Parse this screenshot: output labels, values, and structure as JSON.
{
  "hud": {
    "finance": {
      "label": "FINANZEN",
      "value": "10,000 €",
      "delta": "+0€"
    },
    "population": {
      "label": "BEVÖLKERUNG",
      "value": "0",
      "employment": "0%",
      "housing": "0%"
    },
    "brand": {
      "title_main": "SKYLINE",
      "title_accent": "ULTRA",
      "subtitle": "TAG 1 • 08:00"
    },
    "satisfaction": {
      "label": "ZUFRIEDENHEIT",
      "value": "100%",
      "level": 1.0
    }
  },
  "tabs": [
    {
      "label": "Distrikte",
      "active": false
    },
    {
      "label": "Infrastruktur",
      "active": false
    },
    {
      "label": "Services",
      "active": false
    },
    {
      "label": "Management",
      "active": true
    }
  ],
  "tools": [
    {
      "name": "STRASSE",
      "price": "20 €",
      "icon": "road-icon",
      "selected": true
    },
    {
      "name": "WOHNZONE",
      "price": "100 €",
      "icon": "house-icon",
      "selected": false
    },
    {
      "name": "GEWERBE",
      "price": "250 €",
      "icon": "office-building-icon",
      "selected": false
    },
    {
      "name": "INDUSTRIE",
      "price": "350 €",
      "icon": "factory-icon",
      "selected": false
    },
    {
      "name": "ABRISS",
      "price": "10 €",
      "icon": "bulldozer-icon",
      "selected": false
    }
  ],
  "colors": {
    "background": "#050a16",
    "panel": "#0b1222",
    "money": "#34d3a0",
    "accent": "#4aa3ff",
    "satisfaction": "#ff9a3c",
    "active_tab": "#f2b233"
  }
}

——————————

What is expected:
Reproduce each line of the material above precisely.

Answer for the task:
Parse this screenshot: output labels, values, and structure as JSON.
{
  "hud": {
    "finance": {
      "label": "FINANZEN",
      "value": "10,000 €",
      "delta": "+0€"
    },
    "population": {
      "label": "BEVÖLKERUNG",
      "value": "0",
      "employment": "0%",
      "housing": "0%"
    },
    "brand": {
      "title_main": "SKYLINE",
      "title_accent": "ULTRA",
      "subtitle": "TAG 1 • 08:00"
    },
    "satisfaction": {
      "label": "ZUFRIEDENHEIT",
      "value": "100%",
      "level": 1.0
    }
  },
  "tabs": [
    {
      "label": "Distrikte",
      "active": false
    },
    {
      "label": "Infrastruktur",
      "active": false
    },
    {
      "label": "Services",
      "active": false
    },
    {
      "label": "Management",
      "active": true
    }
  ],
  "tools": [
    {
      "name": "STRASSE",
      "price": "20 €",
      "icon": "road-icon",
      "selected": true
    },
    {
      "name": "WOHNZONE",
      "price": "100 €",
      "icon": "house-icon",
      "selected": false
    },
    {
      "name": "GEWERBE",
      "price": "250 €",
      "icon": "office-building-icon",
      "selected": false
    },
    {
      "name": "INDUSTRIE",
      "price": "350 €",
      "icon": "factory-icon",
      "selected": false
    },
    {
      "name": "ABRISS",
      "price": "10 €",
      "icon": "bulldozer-icon",
      "selected": false
    }
  ],
  "colors": {
    "background": "#050a16",
    "panel": "#0b1222",
    "money": "#34d3a0",
    "accent": "#4aa3ff",
    "satisfaction": "#ff9a3c",
    "active_tab": "#f2b233"
  }
}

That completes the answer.